- SHORT TASK
Repeat each record below exactly, dropping the pictures.

>> start STORED ROWS

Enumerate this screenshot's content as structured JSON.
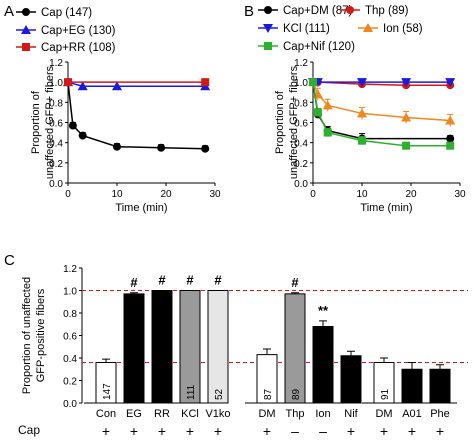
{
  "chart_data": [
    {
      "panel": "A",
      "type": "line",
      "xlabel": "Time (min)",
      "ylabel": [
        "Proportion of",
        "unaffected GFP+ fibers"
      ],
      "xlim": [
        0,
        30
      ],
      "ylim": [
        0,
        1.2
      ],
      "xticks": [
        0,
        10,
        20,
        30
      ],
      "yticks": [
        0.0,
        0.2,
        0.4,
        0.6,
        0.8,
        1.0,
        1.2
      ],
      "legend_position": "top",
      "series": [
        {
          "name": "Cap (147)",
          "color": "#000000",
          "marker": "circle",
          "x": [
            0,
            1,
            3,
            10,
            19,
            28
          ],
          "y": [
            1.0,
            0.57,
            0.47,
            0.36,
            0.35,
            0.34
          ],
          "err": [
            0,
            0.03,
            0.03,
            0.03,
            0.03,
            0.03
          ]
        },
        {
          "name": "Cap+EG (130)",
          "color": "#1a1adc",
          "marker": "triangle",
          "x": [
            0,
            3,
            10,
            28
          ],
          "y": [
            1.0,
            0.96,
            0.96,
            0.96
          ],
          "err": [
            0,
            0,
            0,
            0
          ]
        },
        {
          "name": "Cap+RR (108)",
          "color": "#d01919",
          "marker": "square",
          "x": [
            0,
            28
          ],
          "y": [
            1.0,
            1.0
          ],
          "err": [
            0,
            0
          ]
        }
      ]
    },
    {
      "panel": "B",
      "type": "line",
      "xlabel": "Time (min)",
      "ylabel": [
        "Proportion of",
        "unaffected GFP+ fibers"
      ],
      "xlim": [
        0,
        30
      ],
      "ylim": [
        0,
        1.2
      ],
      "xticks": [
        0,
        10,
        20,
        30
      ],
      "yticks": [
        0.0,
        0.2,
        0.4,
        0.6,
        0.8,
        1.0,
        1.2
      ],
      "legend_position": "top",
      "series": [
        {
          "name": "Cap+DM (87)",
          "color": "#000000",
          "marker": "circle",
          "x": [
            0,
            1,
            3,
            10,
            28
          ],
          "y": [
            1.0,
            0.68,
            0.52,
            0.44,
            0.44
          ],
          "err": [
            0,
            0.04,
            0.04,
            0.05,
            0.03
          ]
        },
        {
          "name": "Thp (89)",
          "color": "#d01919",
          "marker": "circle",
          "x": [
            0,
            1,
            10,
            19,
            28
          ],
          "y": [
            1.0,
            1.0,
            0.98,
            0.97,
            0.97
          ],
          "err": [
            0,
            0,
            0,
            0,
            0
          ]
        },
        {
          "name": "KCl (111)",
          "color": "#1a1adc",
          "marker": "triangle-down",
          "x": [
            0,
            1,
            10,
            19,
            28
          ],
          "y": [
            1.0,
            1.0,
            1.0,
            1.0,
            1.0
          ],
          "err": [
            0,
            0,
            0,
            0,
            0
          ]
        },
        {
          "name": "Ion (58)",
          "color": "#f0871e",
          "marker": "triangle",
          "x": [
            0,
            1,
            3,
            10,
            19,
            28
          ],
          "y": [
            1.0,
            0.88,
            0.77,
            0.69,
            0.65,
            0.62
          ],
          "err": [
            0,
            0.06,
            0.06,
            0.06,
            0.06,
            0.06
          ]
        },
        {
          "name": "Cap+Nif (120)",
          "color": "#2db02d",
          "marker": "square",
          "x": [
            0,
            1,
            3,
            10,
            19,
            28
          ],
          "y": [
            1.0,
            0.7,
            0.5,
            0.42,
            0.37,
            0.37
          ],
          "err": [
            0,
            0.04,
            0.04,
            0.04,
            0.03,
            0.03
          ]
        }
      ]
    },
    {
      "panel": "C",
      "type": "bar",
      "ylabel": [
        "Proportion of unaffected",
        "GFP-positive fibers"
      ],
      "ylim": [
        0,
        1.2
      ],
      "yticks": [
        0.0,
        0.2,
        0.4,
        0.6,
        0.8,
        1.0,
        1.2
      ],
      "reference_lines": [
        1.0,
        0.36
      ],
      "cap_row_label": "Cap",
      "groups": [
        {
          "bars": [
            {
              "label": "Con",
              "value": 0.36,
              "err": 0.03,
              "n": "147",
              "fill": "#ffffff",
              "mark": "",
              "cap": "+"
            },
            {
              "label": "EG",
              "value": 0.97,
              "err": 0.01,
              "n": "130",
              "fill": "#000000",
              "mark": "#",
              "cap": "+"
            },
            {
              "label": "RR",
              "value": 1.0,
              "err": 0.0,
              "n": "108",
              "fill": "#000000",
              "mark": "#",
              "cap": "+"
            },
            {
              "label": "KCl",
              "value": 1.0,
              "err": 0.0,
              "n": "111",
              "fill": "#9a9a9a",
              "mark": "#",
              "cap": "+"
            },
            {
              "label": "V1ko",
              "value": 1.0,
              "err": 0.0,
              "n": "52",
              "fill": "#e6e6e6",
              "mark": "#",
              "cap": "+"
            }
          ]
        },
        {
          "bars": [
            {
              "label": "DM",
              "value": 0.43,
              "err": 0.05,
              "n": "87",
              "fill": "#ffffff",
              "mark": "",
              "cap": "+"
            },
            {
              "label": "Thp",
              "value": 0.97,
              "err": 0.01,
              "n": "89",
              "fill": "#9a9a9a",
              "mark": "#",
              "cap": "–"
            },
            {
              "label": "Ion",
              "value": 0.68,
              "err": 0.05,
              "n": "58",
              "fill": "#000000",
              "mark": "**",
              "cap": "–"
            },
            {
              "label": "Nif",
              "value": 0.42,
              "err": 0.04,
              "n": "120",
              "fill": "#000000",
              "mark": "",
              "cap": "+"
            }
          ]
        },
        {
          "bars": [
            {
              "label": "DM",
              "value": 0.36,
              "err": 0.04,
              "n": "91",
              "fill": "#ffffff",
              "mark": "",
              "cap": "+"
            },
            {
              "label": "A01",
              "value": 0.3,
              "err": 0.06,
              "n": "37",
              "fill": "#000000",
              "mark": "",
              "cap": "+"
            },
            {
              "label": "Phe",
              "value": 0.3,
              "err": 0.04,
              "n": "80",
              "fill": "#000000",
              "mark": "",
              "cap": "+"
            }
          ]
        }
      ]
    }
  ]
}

>> end STORED ROWS

- OUTPUT
Enumerate this screenshot's content as structured JSON.
{
  "chart_data": [
    {
      "panel": "A",
      "type": "line",
      "xlabel": "Time (min)",
      "ylabel": [
        "Proportion of",
        "unaffected GFP+ fibers"
      ],
      "xlim": [
        0,
        30
      ],
      "ylim": [
        0,
        1.2
      ],
      "xticks": [
        0,
        10,
        20,
        30
      ],
      "yticks": [
        0.0,
        0.2,
        0.4,
        0.6,
        0.8,
        1.0,
        1.2
      ],
      "legend_position": "top",
      "series": [
        {
          "name": "Cap (147)",
          "color": "#000000",
          "marker": "circle",
          "x": [
            0,
            1,
            3,
            10,
            19,
            28
          ],
          "y": [
            1.0,
            0.57,
            0.47,
            0.36,
            0.35,
            0.34
          ],
          "err": [
            0,
            0.03,
            0.03,
            0.03,
            0.03,
            0.03
          ]
        },
        {
          "name": "Cap+EG (130)",
          "color": "#1a1adc",
          "marker": "triangle",
          "x": [
            0,
            3,
            10,
            28
          ],
          "y": [
            1.0,
            0.96,
            0.96,
            0.96
          ],
          "err": [
            0,
            0,
            0,
            0
          ]
        },
        {
          "name": "Cap+RR (108)",
          "color": "#d01919",
          "marker": "square",
          "x": [
            0,
            28
          ],
          "y": [
            1.0,
            1.0
          ],
          "err": [
            0,
            0
          ]
        }
      ]
    },
    {
      "panel": "B",
      "type": "line",
      "xlabel": "Time (min)",
      "ylabel": [
        "Proportion of",
        "unaffected GFP+ fibers"
      ],
      "xlim": [
        0,
        30
      ],
      "ylim": [
        0,
        1.2
      ],
      "xticks": [
        0,
        10,
        20,
        30
      ],
      "yticks": [
        0.0,
        0.2,
        0.4,
        0.6,
        0.8,
        1.0,
        1.2
      ],
      "legend_position": "top",
      "series": [
        {
          "name": "Cap+DM (87)",
          "color": "#000000",
          "marker": "circle",
          "x": [
            0,
            1,
            3,
            10,
            28
          ],
          "y": [
            1.0,
            0.68,
            0.52,
            0.44,
            0.44
          ],
          "err": [
            0,
            0.04,
            0.04,
            0.05,
            0.03
          ]
        },
        {
          "name": "Thp (89)",
          "color": "#d01919",
          "marker": "circle",
          "x": [
            0,
            1,
            10,
            19,
            28
          ],
          "y": [
            1.0,
            1.0,
            0.98,
            0.97,
            0.97
          ],
          "err": [
            0,
            0,
            0,
            0,
            0
          ]
        },
        {
          "name": "KCl (111)",
          "color": "#1a1adc",
          "marker": "triangle-down",
          "x": [
            0,
            1,
            10,
            19,
            28
          ],
          "y": [
            1.0,
            1.0,
            1.0,
            1.0,
            1.0
          ],
          "err": [
            0,
            0,
            0,
            0,
            0
          ]
        },
        {
          "name": "Ion (58)",
          "color": "#f0871e",
          "marker": "triangle",
          "x": [
            0,
            1,
            3,
            10,
            19,
            28
          ],
          "y": [
            1.0,
            0.88,
            0.77,
            0.69,
            0.65,
            0.62
          ],
          "err": [
            0,
            0.06,
            0.06,
            0.06,
            0.06,
            0.06
          ]
        },
        {
          "name": "Cap+Nif (120)",
          "color": "#2db02d",
          "marker": "square",
          "x": [
            0,
            1,
            3,
            10,
            19,
            28
          ],
          "y": [
            1.0,
            0.7,
            0.5,
            0.42,
            0.37,
            0.37
          ],
          "err": [
            0,
            0.04,
            0.04,
            0.04,
            0.03,
            0.03
          ]
        }
      ]
    },
    {
      "panel": "C",
      "type": "bar",
      "ylabel": [
        "Proportion of unaffected",
        "GFP-positive fibers"
      ],
      "ylim": [
        0,
        1.2
      ],
      "yticks": [
        0.0,
        0.2,
        0.4,
        0.6,
        0.8,
        1.0,
        1.2
      ],
      "reference_lines": [
        1.0,
        0.36
      ],
      "cap_row_label": "Cap",
      "groups": [
        {
          "bars": [
            {
              "label": "Con",
              "value": 0.36,
              "err": 0.03,
              "n": "147",
              "fill": "#ffffff",
              "mark": "",
              "cap": "+"
            },
            {
              "label": "EG",
              "value": 0.97,
              "err": 0.01,
              "n": "130",
              "fill": "#000000",
              "mark": "#",
              "cap": "+"
            },
            {
              "label": "RR",
              "value": 1.0,
              "err": 0.0,
              "n": "108",
              "fill": "#000000",
              "mark": "#",
              "cap": "+"
            },
            {
              "label": "KCl",
              "value": 1.0,
              "err": 0.0,
              "n": "111",
              "fill": "#9a9a9a",
              "mark": "#",
              "cap": "+"
            },
            {
              "label": "V1ko",
              "value": 1.0,
              "err": 0.0,
              "n": "52",
              "fill": "#e6e6e6",
              "mark": "#",
              "cap": "+"
            }
          ]
        },
        {
          "bars": [
            {
              "label": "DM",
              "value": 0.43,
              "err": 0.05,
              "n": "87",
              "fill": "#ffffff",
              "mark": "",
              "cap": "+"
            },
            {
              "label": "Thp",
              "value": 0.97,
              "err": 0.01,
              "n": "89",
              "fill": "#9a9a9a",
              "mark": "#",
              "cap": "–"
            },
            {
              "label": "Ion",
              "value": 0.68,
              "err": 0.05,
              "n": "58",
              "fill": "#000000",
              "mark": "**",
              "cap": "–"
            },
            {
              "label": "Nif",
              "value": 0.42,
              "err": 0.04,
              "n": "120",
              "fill": "#000000",
              "mark": "",
              "cap": "+"
            }
          ]
        },
        {
          "bars": [
            {
              "label": "DM",
              "value": 0.36,
              "err": 0.04,
              "n": "91",
              "fill": "#ffffff",
              "mark": "",
              "cap": "+"
            },
            {
              "label": "A01",
              "value": 0.3,
              "err": 0.06,
              "n": "37",
              "fill": "#000000",
              "mark": "",
              "cap": "+"
            },
            {
              "label": "Phe",
              "value": 0.3,
              "err": 0.04,
              "n": "80",
              "fill": "#000000",
              "mark": "",
              "cap": "+"
            }
          ]
        }
      ]
    }
  ]
}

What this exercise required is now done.